§ WRITTEN PROBLEM
Write out every entry exactly as it stands.
··· DATA SHOWN
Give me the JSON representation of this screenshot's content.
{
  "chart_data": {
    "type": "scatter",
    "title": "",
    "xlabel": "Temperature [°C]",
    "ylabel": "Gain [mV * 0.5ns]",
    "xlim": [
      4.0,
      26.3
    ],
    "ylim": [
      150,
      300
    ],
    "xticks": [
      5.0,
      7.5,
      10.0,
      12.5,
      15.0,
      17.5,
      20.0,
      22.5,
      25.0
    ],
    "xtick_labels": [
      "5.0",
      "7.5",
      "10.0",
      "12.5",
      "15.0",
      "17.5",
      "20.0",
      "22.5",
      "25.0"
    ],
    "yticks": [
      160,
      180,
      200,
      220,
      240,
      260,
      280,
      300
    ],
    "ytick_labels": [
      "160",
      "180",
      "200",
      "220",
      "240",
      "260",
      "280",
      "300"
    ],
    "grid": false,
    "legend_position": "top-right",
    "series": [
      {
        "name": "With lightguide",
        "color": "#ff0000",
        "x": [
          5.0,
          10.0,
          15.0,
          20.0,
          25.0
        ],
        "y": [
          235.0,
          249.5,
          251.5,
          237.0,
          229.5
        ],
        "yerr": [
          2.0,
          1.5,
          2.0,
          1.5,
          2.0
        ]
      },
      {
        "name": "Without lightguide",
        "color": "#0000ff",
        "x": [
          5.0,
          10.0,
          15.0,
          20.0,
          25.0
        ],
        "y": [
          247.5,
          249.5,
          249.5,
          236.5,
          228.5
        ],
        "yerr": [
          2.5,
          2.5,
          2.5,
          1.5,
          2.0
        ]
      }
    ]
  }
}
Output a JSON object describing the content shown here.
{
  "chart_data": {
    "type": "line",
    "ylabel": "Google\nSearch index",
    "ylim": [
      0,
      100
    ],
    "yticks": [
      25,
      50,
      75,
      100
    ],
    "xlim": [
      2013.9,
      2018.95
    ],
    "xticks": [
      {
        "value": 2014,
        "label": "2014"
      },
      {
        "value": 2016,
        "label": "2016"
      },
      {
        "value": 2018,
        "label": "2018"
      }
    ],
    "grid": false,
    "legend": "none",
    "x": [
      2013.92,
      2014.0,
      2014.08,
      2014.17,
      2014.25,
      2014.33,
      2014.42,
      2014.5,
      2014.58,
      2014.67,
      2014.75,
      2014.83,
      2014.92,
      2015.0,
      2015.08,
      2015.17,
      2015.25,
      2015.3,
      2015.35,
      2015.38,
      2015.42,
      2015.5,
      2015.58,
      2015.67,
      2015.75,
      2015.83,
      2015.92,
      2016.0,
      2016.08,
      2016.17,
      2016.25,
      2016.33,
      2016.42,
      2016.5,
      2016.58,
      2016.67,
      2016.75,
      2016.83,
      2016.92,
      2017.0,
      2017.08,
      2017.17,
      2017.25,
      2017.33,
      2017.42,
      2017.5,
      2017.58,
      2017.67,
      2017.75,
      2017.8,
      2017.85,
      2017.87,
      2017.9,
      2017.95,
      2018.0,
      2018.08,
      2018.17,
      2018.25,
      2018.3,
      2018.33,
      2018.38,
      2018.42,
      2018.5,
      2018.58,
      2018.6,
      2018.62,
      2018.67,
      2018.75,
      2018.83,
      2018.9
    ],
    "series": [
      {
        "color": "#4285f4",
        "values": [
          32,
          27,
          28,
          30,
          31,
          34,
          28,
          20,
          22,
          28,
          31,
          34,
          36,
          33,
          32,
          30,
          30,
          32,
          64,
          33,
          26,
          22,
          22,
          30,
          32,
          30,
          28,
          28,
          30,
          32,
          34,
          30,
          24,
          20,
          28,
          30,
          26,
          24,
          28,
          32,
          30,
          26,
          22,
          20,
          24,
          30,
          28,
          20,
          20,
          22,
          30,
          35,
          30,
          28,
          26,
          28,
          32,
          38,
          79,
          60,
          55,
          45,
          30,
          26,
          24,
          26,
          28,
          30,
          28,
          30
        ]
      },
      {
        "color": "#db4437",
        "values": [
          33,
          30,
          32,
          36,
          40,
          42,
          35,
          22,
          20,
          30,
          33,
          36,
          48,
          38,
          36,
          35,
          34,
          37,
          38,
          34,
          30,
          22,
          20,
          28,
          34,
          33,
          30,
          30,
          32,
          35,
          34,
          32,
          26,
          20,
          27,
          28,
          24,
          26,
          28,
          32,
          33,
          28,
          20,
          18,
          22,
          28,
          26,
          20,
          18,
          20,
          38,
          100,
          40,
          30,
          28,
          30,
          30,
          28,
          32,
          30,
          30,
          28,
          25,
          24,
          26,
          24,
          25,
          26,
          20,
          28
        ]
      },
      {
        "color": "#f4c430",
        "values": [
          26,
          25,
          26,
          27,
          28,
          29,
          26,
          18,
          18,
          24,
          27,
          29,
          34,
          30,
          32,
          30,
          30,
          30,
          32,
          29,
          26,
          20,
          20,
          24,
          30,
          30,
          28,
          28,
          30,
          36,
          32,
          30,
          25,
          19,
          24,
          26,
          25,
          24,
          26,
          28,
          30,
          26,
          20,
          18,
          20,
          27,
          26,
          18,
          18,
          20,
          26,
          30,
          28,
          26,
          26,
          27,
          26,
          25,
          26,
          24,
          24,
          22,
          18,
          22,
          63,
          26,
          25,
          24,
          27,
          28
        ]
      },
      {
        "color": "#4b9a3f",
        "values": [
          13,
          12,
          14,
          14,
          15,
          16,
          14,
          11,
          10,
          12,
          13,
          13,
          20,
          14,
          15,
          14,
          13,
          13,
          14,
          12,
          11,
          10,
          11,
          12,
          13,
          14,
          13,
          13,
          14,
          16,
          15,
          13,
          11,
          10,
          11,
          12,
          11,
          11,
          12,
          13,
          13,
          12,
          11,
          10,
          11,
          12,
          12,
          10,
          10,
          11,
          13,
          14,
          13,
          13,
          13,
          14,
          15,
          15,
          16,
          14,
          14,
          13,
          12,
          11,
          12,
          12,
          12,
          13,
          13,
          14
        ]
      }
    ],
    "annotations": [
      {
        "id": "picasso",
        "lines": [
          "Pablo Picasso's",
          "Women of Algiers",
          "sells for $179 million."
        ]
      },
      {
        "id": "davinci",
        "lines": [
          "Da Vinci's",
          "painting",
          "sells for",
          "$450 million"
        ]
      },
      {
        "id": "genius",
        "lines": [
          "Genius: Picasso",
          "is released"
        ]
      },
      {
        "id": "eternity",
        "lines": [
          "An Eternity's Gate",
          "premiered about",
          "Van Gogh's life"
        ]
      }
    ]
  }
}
······
§ OUTPUT OF THE TASK
Give me the JSON representation of this screenshot's content.
{
  "chart_data": {
    "type": "scatter",
    "title": "",
    "xlabel": "Temperature [°C]",
    "ylabel": "Gain [mV * 0.5ns]",
    "xlim": [
      4.0,
      26.3
    ],
    "ylim": [
      150,
      300
    ],
    "xticks": [
      5.0,
      7.5,
      10.0,
      12.5,
      15.0,
      17.5,
      20.0,
      22.5,
      25.0
    ],
    "xtick_labels": [
      "5.0",
      "7.5",
      "10.0",
      "12.5",
      "15.0",
      "17.5",
      "20.0",
      "22.5",
      "25.0"
    ],
    "yticks": [
      160,
      180,
      200,
      220,
      240,
      260,
      280,
      300
    ],
    "ytick_labels": [
      "160",
      "180",
      "200",
      "220",
      "240",
      "260",
      "280",
      "300"
    ],
    "grid": false,
    "legend_position": "top-right",
    "series": [
      {
        "name": "With lightguide",
        "color": "#ff0000",
        "x": [
          5.0,
          10.0,
          15.0,
          20.0,
          25.0
        ],
        "y": [
          235.0,
          249.5,
          251.5,
          237.0,
          229.5
        ],
        "yerr": [
          2.0,
          1.5,
          2.0,
          1.5,
          2.0
        ]
      },
      {
        "name": "Without lightguide",
        "color": "#0000ff",
        "x": [
          5.0,
          10.0,
          15.0,
          20.0,
          25.0
        ],
        "y": [
          247.5,
          249.5,
          249.5,
          236.5,
          228.5
        ],
        "yerr": [
          2.5,
          2.5,
          2.5,
          1.5,
          2.0
        ]
      }
    ]
  }
}
Output a JSON object describing the content shown here.
{
  "chart_data": {
    "type": "line",
    "ylabel": "Google\nSearch index",
    "ylim": [
      0,
      100
    ],
    "yticks": [
      25,
      50,
      75,
      100
    ],
    "xlim": [
      2013.9,
      2018.95
    ],
    "xticks": [
      {
        "value": 2014,
        "label": "2014"
      },
      {
        "value": 2016,
        "label": "2016"
      },
      {
        "value": 2018,
        "label": "2018"
      }
    ],
    "grid": false,
    "legend": "none",
    "x": [
      2013.92,
      2014.0,
      2014.08,
      2014.17,
      2014.25,
      2014.33,
      2014.42,
      2014.5,
      2014.58,
      2014.67,
      2014.75,
      2014.83,
      2014.92,
      2015.0,
      2015.08,
      2015.17,
      2015.25,
      2015.3,
      2015.35,
      2015.38,
      2015.42,
      2015.5,
      2015.58,
      2015.67,
      2015.75,
      2015.83,
      2015.92,
      2016.0,
      2016.08,
      2016.17,
      2016.25,
      2016.33,
      2016.42,
      2016.5,
      2016.58,
      2016.67,
      2016.75,
      2016.83,
      2016.92,
      2017.0,
      2017.08,
      2017.17,
      2017.25,
      2017.33,
      2017.42,
      2017.5,
      2017.58,
      2017.67,
      2017.75,
      2017.8,
      2017.85,
      2017.87,
      2017.9,
      2017.95,
      2018.0,
      2018.08,
      2018.17,
      2018.25,
      2018.3,
      2018.33,
      2018.38,
      2018.42,
      2018.5,
      2018.58,
      2018.6,
      2018.62,
      2018.67,
      2018.75,
      2018.83,
      2018.9
    ],
    "series": [
      {
        "color": "#4285f4",
        "values": [
          32,
          27,
          28,
          30,
          31,
          34,
          28,
          20,
          22,
          28,
          31,
          34,
          36,
          33,
          32,
          30,
          30,
          32,
          64,
          33,
          26,
          22,
          22,
          30,
          32,
          30,
          28,
          28,
          30,
          32,
          34,
          30,
          24,
          20,
          28,
          30,
          26,
          24,
          28,
          32,
          30,
          26,
          22,
          20,
          24,
          30,
          28,
          20,
          20,
          22,
          30,
          35,
          30,
          28,
          26,
          28,
          32,
          38,
          79,
          60,
          55,
          45,
          30,
          26,
          24,
          26,
          28,
          30,
          28,
          30
        ]
      },
      {
        "color": "#db4437",
        "values": [
          33,
          30,
          32,
          36,
          40,
          42,
          35,
          22,
          20,
          30,
          33,
          36,
          48,
          38,
          36,
          35,
          34,
          37,
          38,
          34,
          30,
          22,
          20,
          28,
          34,
          33,
          30,
          30,
          32,
          35,
          34,
          32,
          26,
          20,
          27,
          28,
          24,
          26,
          28,
          32,
          33,
          28,
          20,
          18,
          22,
          28,
          26,
          20,
          18,
          20,
          38,
          100,
          40,
          30,
          28,
          30,
          30,
          28,
          32,
          30,
          30,
          28,
          25,
          24,
          26,
          24,
          25,
          26,
          20,
          28
        ]
      },
      {
        "color": "#f4c430",
        "values": [
          26,
          25,
          26,
          27,
          28,
          29,
          26,
          18,
          18,
          24,
          27,
          29,
          34,
          30,
          32,
          30,
          30,
          30,
          32,
          29,
          26,
          20,
          20,
          24,
          30,
          30,
          28,
          28,
          30,
          36,
          32,
          30,
          25,
          19,
          24,
          26,
          25,
          24,
          26,
          28,
          30,
          26,
          20,
          18,
          20,
          27,
          26,
          18,
          18,
          20,
          26,
          30,
          28,
          26,
          26,
          27,
          26,
          25,
          26,
          24,
          24,
          22,
          18,
          22,
          63,
          26,
          25,
          24,
          27,
          28
        ]
      },
      {
        "color": "#4b9a3f",
        "values": [
          13,
          12,
          14,
          14,
          15,
          16,
          14,
          11,
          10,
          12,
          13,
          13,
          20,
          14,
          15,
          14,
          13,
          13,
          14,
          12,
          11,
          10,
          11,
          12,
          13,
          14,
          13,
          13,
          14,
          16,
          15,
          13,
          11,
          10,
          11,
          12,
          11,
          11,
          12,
          13,
          13,
          12,
          11,
          10,
          11,
          12,
          12,
          10,
          10,
          11,
          13,
          14,
          13,
          13,
          13,
          14,
          15,
          15,
          16,
          14,
          14,
          13,
          12,
          11,
          12,
          12,
          12,
          13,
          13,
          14
        ]
      }
    ],
    "annotations": [
      {
        "id": "picasso",
        "lines": [
          "Pablo Picasso's",
          "Women of Algiers",
          "sells for $179 million."
        ]
      },
      {
        "id": "davinci",
        "lines": [
          "Da Vinci's",
          "painting",
          "sells for",
          "$450 million"
        ]
      },
      {
        "id": "genius",
        "lines": [
          "Genius: Picasso",
          "is released"
        ]
      },
      {
        "id": "eternity",
        "lines": [
          "An Eternity's Gate",
          "premiered about",
          "Van Gogh's life"
        ]
      }
    ]
  }
}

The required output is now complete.